(Collection entries)

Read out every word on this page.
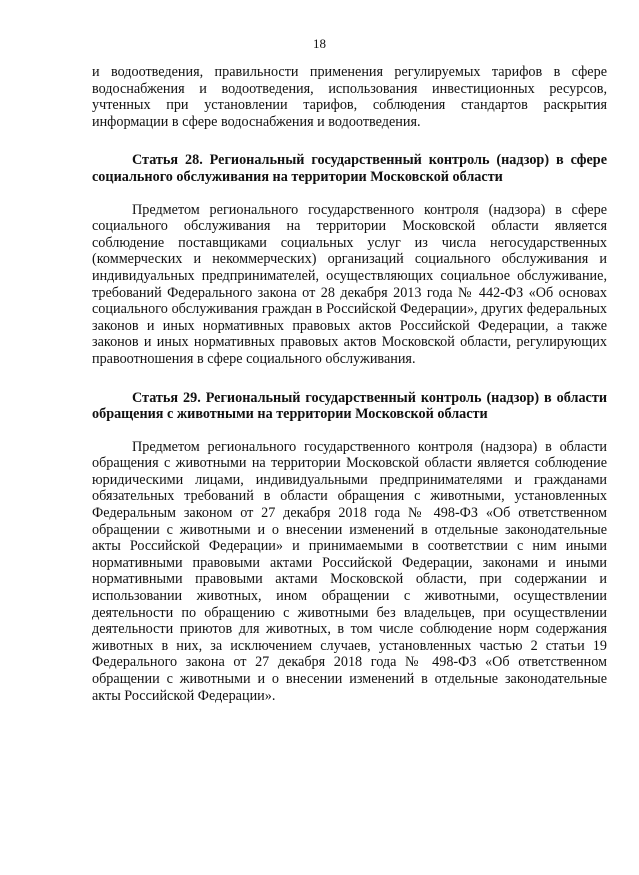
18

и водоотведения, правильности применения регулируемых тарифов в сфере водоснабжения и водоотведения, использования инвестиционных ресурсов, учтенных при установлении тарифов, соблюдения стандартов раскрытия информации в сфере водоснабжения и водоотведения.

Статья 28. Региональный государственный контроль (надзор) в сфере социального обслуживания на территории Московской области

Предметом регионального государственного контроля (надзора) в сфере социального обслуживания на территории Московской области является соблюдение поставщиками социальных услуг из числа негосударственных (коммерческих и некоммерческих) организаций социального обслуживания и индивидуальных предпринимателей, осуществляющих социальное обслуживание, требований Федерального закона от 28 декабря 2013 года № 442-ФЗ «Об основах социального обслуживания граждан в Российской Федерации», других федеральных законов и иных нормативных правовых актов Российской Федерации, а также законов и иных нормативных правовых актов Московской области, регулирующих правоотношения в сфере социального обслуживания.

Статья 29. Региональный государственный контроль (надзор) в области обращения с животными на территории Московской области

Предметом регионального государственного контроля (надзора) в области обращения с животными на территории Московской области является соблюдение юридическими лицами, индивидуальными предпринимателями и гражданами обязательных требований в области обращения с животными, установленных Федеральным законом от 27 декабря 2018 года № 498-ФЗ «Об ответственном обращении с животными и о внесении изменений в отдельные законодательные акты Российской Федерации» и принимаемыми в соответствии с ним иными нормативными правовыми актами Российской Федерации, законами и иными нормативными правовыми актами Московской области, при содержании и использовании животных, ином обращении с животными, осуществлении деятельности по обращению с животными без владельцев, при осуществлении деятельности приютов для животных, в том числе соблюдение норм содержания животных в них, за исключением случаев, установленных частью 2 статьи 19 Федерального закона от 27 декабря 2018 года № 498-ФЗ «Об ответственном обращении с животными и о внесении изменений в отдельные законодательные акты Российской Федерации».
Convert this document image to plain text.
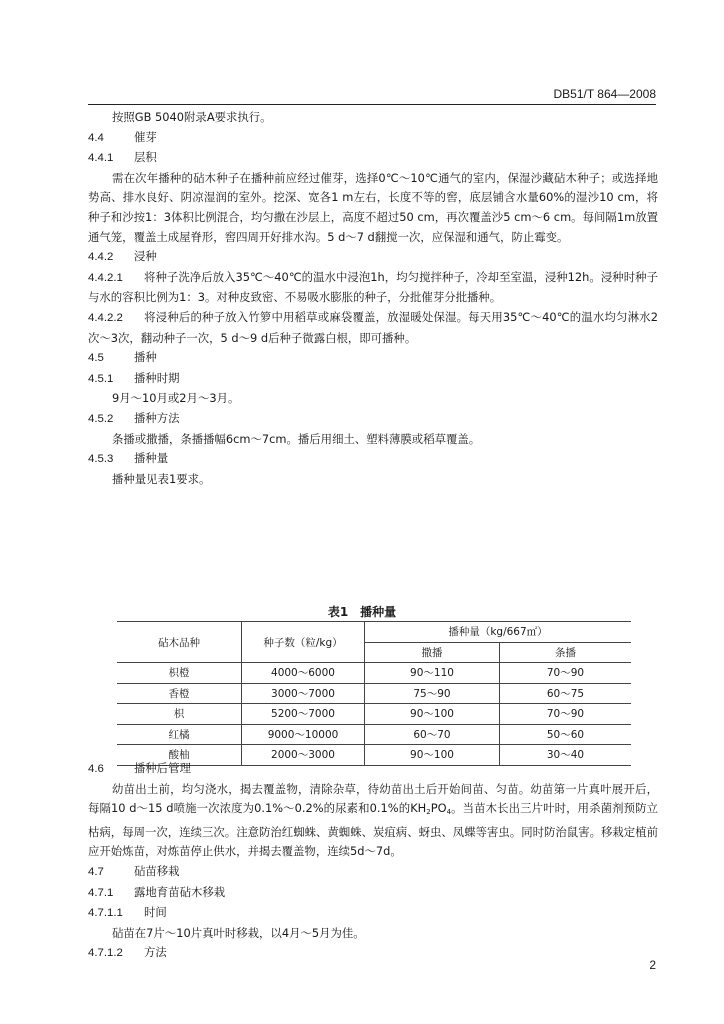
DB51/T 864—2008
按照GB 5040附录A要求执行。
4.4	催芽
4.4.1 层积
需在次年播种的砧木种子在播种前应经过催芽，选择0℃～10℃通气的室内，保湿沙藏砧木种子；或选择地势高、排水良好、阴凉湿润的室外。挖深、宽各1 m左右，长度不等的窖，底层铺含水量60%的湿沙10 cm，将种子和沙按1：3体积比例混合，均匀撒在沙层上，高度不超过50 cm，再次覆盖沙5 cm～6 cm。每间隔1m放置通气笼，覆盖土成屋脊形，窖四周开好排水沟。5 d～7 d翻搅一次，应保湿和通气，防止霉变。
4.4.2 浸种
4.4.2.1 将种子洗净后放入35℃～40℃的温水中浸泡1h，均匀搅拌种子，冷却至室温，浸种12h。浸种时种子与水的容积比例为1：3。对种皮致密、不易吸水膨胀的种子，分批催芽分批播种。
4.4.2.2 将浸种后的种子放入竹箩中用稻草或麻袋覆盖，放湿暖处保湿。每天用35℃～40℃的温水均匀淋水2次～3次，翻动种子一次，5 d～9 d后种子微露白根，即可播种。
4.5	播种
4.5.1 播种时期
9月～10月或2月～3月。
4.5.2 播种方法
条播或撒播，条播播幅6cm～7cm。播后用细土、塑料薄膜或稻草覆盖。
4.5.3 播种量
播种量见表1要求。
表1　播种量
砧木品种	种子数（粒/kg）	播种量（kg/667㎡）	
		撒播	条播
枳橙	4000～6000	90～110	70～90
香橙	3000～7000	75～90	60～75
枳	5200～7000	90～100	70～90
红橘	9000～10000	60～70	50～60
酸柚	2000～3000	90～100	30～40
4.6	播种后管理
幼苗出土前，均匀浇水，揭去覆盖物，清除杂草，待幼苗出土后开始间苗、匀苗。幼苗第一片真叶展开后，每隔10 d～15 d喷施一次浓度为0.1%～0.2%的尿素和0.1%的$KH_2PO_4$。当苗木长出三片叶时，用杀菌剂预防立枯病，每周一次，连续三次。注意防治红蜘蛛、黄蜘蛛、炭疽病、蚜虫、凤蝶等害虫。同时防治鼠害。移栽定植前应开始炼苗，对炼苗停止供水，并揭去覆盖物，连续5d～7d。
4.7	砧苗移栽
4.7.1 露地育苗砧木移栽
4.7.1.1 时间
砧苗在7片～10片真叶时移栽，以4月～5月为佳。
4.7.1.2 方法
2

• [Instructions for the task]: Repeat the material above verbatim. Leave the pictures behind.

• [Correct output]:
Read out every word on this page.
18

и водоотведения, правильности применения регулируемых тарифов в сфере водоснабжения и водоотведения, использования инвестиционных ресурсов, учтенных при установлении тарифов, соблюдения стандартов раскрытия информации в сфере водоснабжения и водоотведения.

Статья 28. Региональный государственный контроль (надзор) в сфере социального обслуживания на территории Московской области

Предметом регионального государственного контроля (надзора) в сфере социального обслуживания на территории Московской области является соблюдение поставщиками социальных услуг из числа негосударственных (коммерческих и некоммерческих) организаций социального обслуживания и индивидуальных предпринимателей, осуществляющих социальное обслуживание, требований Федерального закона от 28 декабря 2013 года № 442-ФЗ «Об основах социального обслуживания граждан в Российской Федерации», других федеральных законов и иных нормативных правовых актов Российской Федерации, а также законов и иных нормативных правовых актов Московской области, регулирующих правоотношения в сфере социального обслуживания.

Статья 29. Региональный государственный контроль (надзор) в области обращения с животными на территории Московской области

Предметом регионального государственного контроля (надзора) в области обращения с животными на территории Московской области является соблюдение юридическими лицами, индивидуальными предпринимателями и гражданами обязательных требований в области обращения с животными, установленных Федеральным законом от 27 декабря 2018 года № 498-ФЗ «Об ответственном обращении с животными и о внесении изменений в отдельные законодательные акты Российской Федерации» и принимаемыми в соответствии с ним иными нормативными правовыми актами Российской Федерации, законами и иными нормативными правовыми актами Московской области, при содержании и использовании животных, ином обращении с животными, осуществлении деятельности по обращению с животными без владельцев, при осуществлении деятельности приютов для животных, в том числе соблюдение норм содержания животных в них, за исключением случаев, установленных частью 2 статьи 19 Федерального закона от 27 декабря 2018 года № 498-ФЗ «Об ответственном обращении с животными и о внесении изменений в отдельные законодательные акты Российской Федерации».
Convert this document image to plain text.
DB51/T 864—2008
按照GB 5040附录A要求执行。
4.4	催芽
4.4.1 层积
需在次年播种的砧木种子在播种前应经过催芽，选择0℃～10℃通气的室内，保湿沙藏砧木种子；或选择地势高、排水良好、阴凉湿润的室外。挖深、宽各1 m左右，长度不等的窖，底层铺含水量60%的湿沙10 cm，将种子和沙按1：3体积比例混合，均匀撒在沙层上，高度不超过50 cm，再次覆盖沙5 cm～6 cm。每间隔1m放置通气笼，覆盖土成屋脊形，窖四周开好排水沟。5 d～7 d翻搅一次，应保湿和通气，防止霉变。
4.4.2 浸种
4.4.2.1 将种子洗净后放入35℃～40℃的温水中浸泡1h，均匀搅拌种子，冷却至室温，浸种12h。浸种时种子与水的容积比例为1：3。对种皮致密、不易吸水膨胀的种子，分批催芽分批播种。
4.4.2.2 将浸种后的种子放入竹箩中用稻草或麻袋覆盖，放湿暖处保湿。每天用35℃～40℃的温水均匀淋水2次～3次，翻动种子一次，5 d～9 d后种子微露白根，即可播种。
4.5	播种
4.5.1 播种时期
9月～10月或2月～3月。
4.5.2 播种方法
条播或撒播，条播播幅6cm～7cm。播后用细土、塑料薄膜或稻草覆盖。
4.5.3 播种量
播种量见表1要求。
表1　播种量
砧木品种	种子数（粒/kg）	播种量（kg/667㎡）	
		撒播	条播
枳橙	4000～6000	90～110	70～90
香橙	3000～7000	75～90	60～75
枳	5200～7000	90～100	70～90
红橘	9000～10000	60～70	50～60
酸柚	2000～3000	90～100	30～40
4.6	播种后管理
幼苗出土前，均匀浇水，揭去覆盖物，清除杂草，待幼苗出土后开始间苗、匀苗。幼苗第一片真叶展开后，每隔10 d～15 d喷施一次浓度为0.1%～0.2%的尿素和0.1%的$KH_2PO_4$。当苗木长出三片叶时，用杀菌剂预防立枯病，每周一次，连续三次。注意防治红蜘蛛、黄蜘蛛、炭疽病、蚜虫、凤蝶等害虫。同时防治鼠害。移栽定植前应开始炼苗，对炼苗停止供水，并揭去覆盖物，连续5d～7d。
4.7	砧苗移栽
4.7.1 露地育苗砧木移栽
4.7.1.1 时间
砧苗在7片～10片真叶时移栽，以4月～5月为佳。
4.7.1.2 方法
2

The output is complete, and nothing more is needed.